Copy the material that follows word for word and omit its pictures.

Excerpt from a dataset:
⟨
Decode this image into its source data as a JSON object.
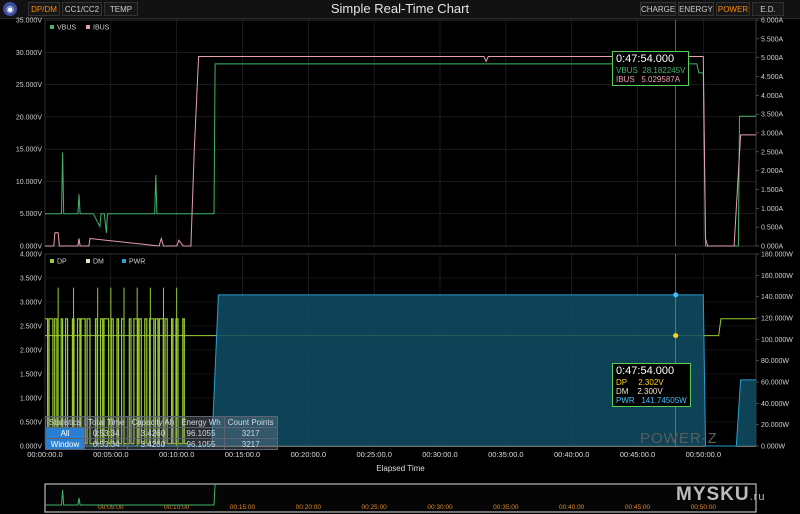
{
  "app": {
    "title": "Simple Real-Time Chart",
    "left_tabs": [
      "DP/DM",
      "CC1/CC2",
      "TEMP"
    ],
    "right_tabs": [
      "CHARGE",
      "ENERGY",
      "POWER",
      "E.D."
    ],
    "active_left": 0,
    "active_right": 2
  },
  "chart_data": [
    {
      "type": "line",
      "title": "Simple Real-Time Chart",
      "xlabel": "",
      "legend": [
        "VBUS",
        "IBUS"
      ],
      "legend_placement": "top-left",
      "xlim": [
        0,
        3240
      ],
      "ylim_left": [
        0,
        35
      ],
      "ylim_right": [
        0,
        6
      ],
      "y_ticks_left": [
        "0.000V",
        "5.000V",
        "10.000V",
        "15.000V",
        "20.000V",
        "25.000V",
        "30.000V",
        "35.000V"
      ],
      "y_ticks_right": [
        "0.000A",
        "0.500A",
        "1.000A",
        "1.500A",
        "2.000A",
        "2.500A",
        "3.000A",
        "3.500A",
        "4.000A",
        "4.500A",
        "5.000A",
        "5.500A",
        "6.000A"
      ],
      "series": [
        {
          "name": "VBUS",
          "axis": "left",
          "color": "#3fb56a",
          "x": [
            0,
            75,
            80,
            85,
            150,
            155,
            160,
            220,
            250,
            255,
            270,
            280,
            285,
            290,
            500,
            505,
            510,
            520,
            530,
            770,
            775,
            2970,
            2980,
            3000,
            3010,
            3020,
            3030,
            3040,
            3050,
            3055,
            3060,
            3140,
            3160,
            3165,
            3200,
            3240
          ],
          "y": [
            5,
            5,
            14.5,
            5,
            5,
            8,
            5,
            5,
            3,
            5,
            5,
            2,
            5,
            5,
            5,
            11,
            5,
            5,
            5,
            5,
            28.2,
            28.2,
            26.8,
            26.8,
            0,
            0,
            0,
            0,
            0,
            0,
            0,
            0,
            0,
            20.1,
            20.1,
            20.1
          ]
        },
        {
          "name": "IBUS",
          "axis": "right",
          "color": "#e8a0b0",
          "x": [
            0,
            40,
            45,
            60,
            65,
            150,
            155,
            160,
            200,
            205,
            520,
            530,
            540,
            600,
            610,
            630,
            665,
            680,
            700,
            710,
            2000,
            2010,
            2020,
            3000,
            3010,
            3020,
            3030,
            3035,
            3050,
            3120,
            3130,
            3140,
            3170,
            3200,
            3240
          ],
          "y": [
            0,
            0,
            0.35,
            0.35,
            0,
            0,
            0.2,
            0,
            0,
            0.2,
            0,
            0.2,
            0,
            0,
            0.15,
            0,
            0,
            2.5,
            5.03,
            5.03,
            5.03,
            4.9,
            5.03,
            5.03,
            0.2,
            0,
            0,
            0,
            0,
            0,
            0,
            0,
            2.95,
            2.95,
            2.95
          ]
        }
      ],
      "cursor": {
        "x_label": "0:47:54.000",
        "VBUS": "28.182245V",
        "IBUS": "5.029587A"
      }
    },
    {
      "type": "line",
      "title": "",
      "xlabel": "Elapsed Time",
      "legend": [
        "DP",
        "DM",
        "PWR"
      ],
      "legend_placement": "top-left",
      "xlim": [
        0,
        3240
      ],
      "ylim_left": [
        0,
        4
      ],
      "ylim_right": [
        0,
        180
      ],
      "y_ticks_left": [
        "0.000V",
        "0.500V",
        "1.000V",
        "1.500V",
        "2.000V",
        "2.500V",
        "3.000V",
        "3.500V",
        "4.000V"
      ],
      "y_ticks_right": [
        "0.000W",
        "20.000W",
        "40.000W",
        "60.000W",
        "80.000W",
        "100.000W",
        "120.000W",
        "140.000W",
        "160.000W",
        "180.000W"
      ],
      "x_ticks": [
        "00:00:00.0",
        "00:05:00.0",
        "00:10:00.0",
        "00:15:00.0",
        "00:20:00.0",
        "00:25:00.0",
        "00:30:00.0",
        "00:35:00.0",
        "00:40:00.0",
        "00:45:00.0",
        "00:50:00.0"
      ],
      "series": [
        {
          "name": "DP",
          "axis": "left",
          "color": "#9acd32",
          "x": [
            0,
            3050,
            3060,
            3070,
            3080,
            3240
          ],
          "y": [
            2.3,
            2.3,
            2.3,
            2.3,
            2.65,
            2.65
          ]
        },
        {
          "name": "DM",
          "axis": "left",
          "color": "#e8e0c8",
          "x": [
            0,
            3240
          ],
          "y": [
            0,
            0
          ]
        },
        {
          "name": "PWR",
          "axis": "right",
          "color": "#2a9fcf",
          "x": [
            0,
            760,
            790,
            830,
            3000,
            3010,
            3030,
            3150,
            3170,
            3240
          ],
          "y": [
            0,
            0,
            141.7,
            141.7,
            141.7,
            0,
            0,
            0,
            62,
            62
          ]
        }
      ],
      "cursor": {
        "x_label": "0:47:54.000",
        "DP": "2.302V",
        "DM": "2.300V",
        "PWR": "141.74505W"
      }
    }
  ],
  "statistics": {
    "headers": [
      "Statistics",
      "Total Time",
      "Capacity Ah",
      "Energy Wh",
      "Count Points"
    ],
    "rows": [
      [
        "All",
        "0:53:34",
        "3.4260",
        "96.1055",
        "3217"
      ],
      [
        "Window",
        "0:53:34",
        "3.4260",
        "96.1055",
        "3217"
      ]
    ]
  },
  "overview_ticks": [
    "00:05:00",
    "00:10:00",
    "00:15:00",
    "00:20:00",
    "00:25:00",
    "00:30:00",
    "00:35:00",
    "00:40:00",
    "00:45:00",
    "00:50:00"
  ],
  "watermark": "POWER-Z",
  "site_mark": {
    "name": "MYSKU",
    "suffix": ".ru"
  }
}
⟩
### [Task answer]
Decode this image into its source data as a JSON object.
{
  "app": {
    "title": "Simple Real-Time Chart",
    "left_tabs": [
      "DP/DM",
      "CC1/CC2",
      "TEMP"
    ],
    "right_tabs": [
      "CHARGE",
      "ENERGY",
      "POWER",
      "E.D."
    ],
    "active_left": 0,
    "active_right": 2
  },
  "chart_data": [
    {
      "type": "line",
      "title": "Simple Real-Time Chart",
      "xlabel": "",
      "legend": [
        "VBUS",
        "IBUS"
      ],
      "legend_placement": "top-left",
      "xlim": [
        0,
        3240
      ],
      "ylim_left": [
        0,
        35
      ],
      "ylim_right": [
        0,
        6
      ],
      "y_ticks_left": [
        "0.000V",
        "5.000V",
        "10.000V",
        "15.000V",
        "20.000V",
        "25.000V",
        "30.000V",
        "35.000V"
      ],
      "y_ticks_right": [
        "0.000A",
        "0.500A",
        "1.000A",
        "1.500A",
        "2.000A",
        "2.500A",
        "3.000A",
        "3.500A",
        "4.000A",
        "4.500A",
        "5.000A",
        "5.500A",
        "6.000A"
      ],
      "series": [
        {
          "name": "VBUS",
          "axis": "left",
          "color": "#3fb56a",
          "x": [
            0,
            75,
            80,
            85,
            150,
            155,
            160,
            220,
            250,
            255,
            270,
            280,
            285,
            290,
            500,
            505,
            510,
            520,
            530,
            770,
            775,
            2970,
            2980,
            3000,
            3010,
            3020,
            3030,
            3040,
            3050,
            3055,
            3060,
            3140,
            3160,
            3165,
            3200,
            3240
          ],
          "y": [
            5,
            5,
            14.5,
            5,
            5,
            8,
            5,
            5,
            3,
            5,
            5,
            2,
            5,
            5,
            5,
            11,
            5,
            5,
            5,
            5,
            28.2,
            28.2,
            26.8,
            26.8,
            0,
            0,
            0,
            0,
            0,
            0,
            0,
            0,
            0,
            20.1,
            20.1,
            20.1
          ]
        },
        {
          "name": "IBUS",
          "axis": "right",
          "color": "#e8a0b0",
          "x": [
            0,
            40,
            45,
            60,
            65,
            150,
            155,
            160,
            200,
            205,
            520,
            530,
            540,
            600,
            610,
            630,
            665,
            680,
            700,
            710,
            2000,
            2010,
            2020,
            3000,
            3010,
            3020,
            3030,
            3035,
            3050,
            3120,
            3130,
            3140,
            3170,
            3200,
            3240
          ],
          "y": [
            0,
            0,
            0.35,
            0.35,
            0,
            0,
            0.2,
            0,
            0,
            0.2,
            0,
            0.2,
            0,
            0,
            0.15,
            0,
            0,
            2.5,
            5.03,
            5.03,
            5.03,
            4.9,
            5.03,
            5.03,
            0.2,
            0,
            0,
            0,
            0,
            0,
            0,
            0,
            2.95,
            2.95,
            2.95
          ]
        }
      ],
      "cursor": {
        "x_label": "0:47:54.000",
        "VBUS": "28.182245V",
        "IBUS": "5.029587A"
      }
    },
    {
      "type": "line",
      "title": "",
      "xlabel": "Elapsed Time",
      "legend": [
        "DP",
        "DM",
        "PWR"
      ],
      "legend_placement": "top-left",
      "xlim": [
        0,
        3240
      ],
      "ylim_left": [
        0,
        4
      ],
      "ylim_right": [
        0,
        180
      ],
      "y_ticks_left": [
        "0.000V",
        "0.500V",
        "1.000V",
        "1.500V",
        "2.000V",
        "2.500V",
        "3.000V",
        "3.500V",
        "4.000V"
      ],
      "y_ticks_right": [
        "0.000W",
        "20.000W",
        "40.000W",
        "60.000W",
        "80.000W",
        "100.000W",
        "120.000W",
        "140.000W",
        "160.000W",
        "180.000W"
      ],
      "x_ticks": [
        "00:00:00.0",
        "00:05:00.0",
        "00:10:00.0",
        "00:15:00.0",
        "00:20:00.0",
        "00:25:00.0",
        "00:30:00.0",
        "00:35:00.0",
        "00:40:00.0",
        "00:45:00.0",
        "00:50:00.0"
      ],
      "series": [
        {
          "name": "DP",
          "axis": "left",
          "color": "#9acd32",
          "x": [
            0,
            3050,
            3060,
            3070,
            3080,
            3240
          ],
          "y": [
            2.3,
            2.3,
            2.3,
            2.3,
            2.65,
            2.65
          ]
        },
        {
          "name": "DM",
          "axis": "left",
          "color": "#e8e0c8",
          "x": [
            0,
            3240
          ],
          "y": [
            0,
            0
          ]
        },
        {
          "name": "PWR",
          "axis": "right",
          "color": "#2a9fcf",
          "x": [
            0,
            760,
            790,
            830,
            3000,
            3010,
            3030,
            3150,
            3170,
            3240
          ],
          "y": [
            0,
            0,
            141.7,
            141.7,
            141.7,
            0,
            0,
            0,
            62,
            62
          ]
        }
      ],
      "cursor": {
        "x_label": "0:47:54.000",
        "DP": "2.302V",
        "DM": "2.300V",
        "PWR": "141.74505W"
      }
    }
  ],
  "statistics": {
    "headers": [
      "Statistics",
      "Total Time",
      "Capacity Ah",
      "Energy Wh",
      "Count Points"
    ],
    "rows": [
      [
        "All",
        "0:53:34",
        "3.4260",
        "96.1055",
        "3217"
      ],
      [
        "Window",
        "0:53:34",
        "3.4260",
        "96.1055",
        "3217"
      ]
    ]
  },
  "overview_ticks": [
    "00:05:00",
    "00:10:00",
    "00:15:00",
    "00:20:00",
    "00:25:00",
    "00:30:00",
    "00:35:00",
    "00:40:00",
    "00:45:00",
    "00:50:00"
  ],
  "watermark": "POWER-Z",
  "site_mark": {
    "name": "MYSKU",
    "suffix": ".ru"
  }
}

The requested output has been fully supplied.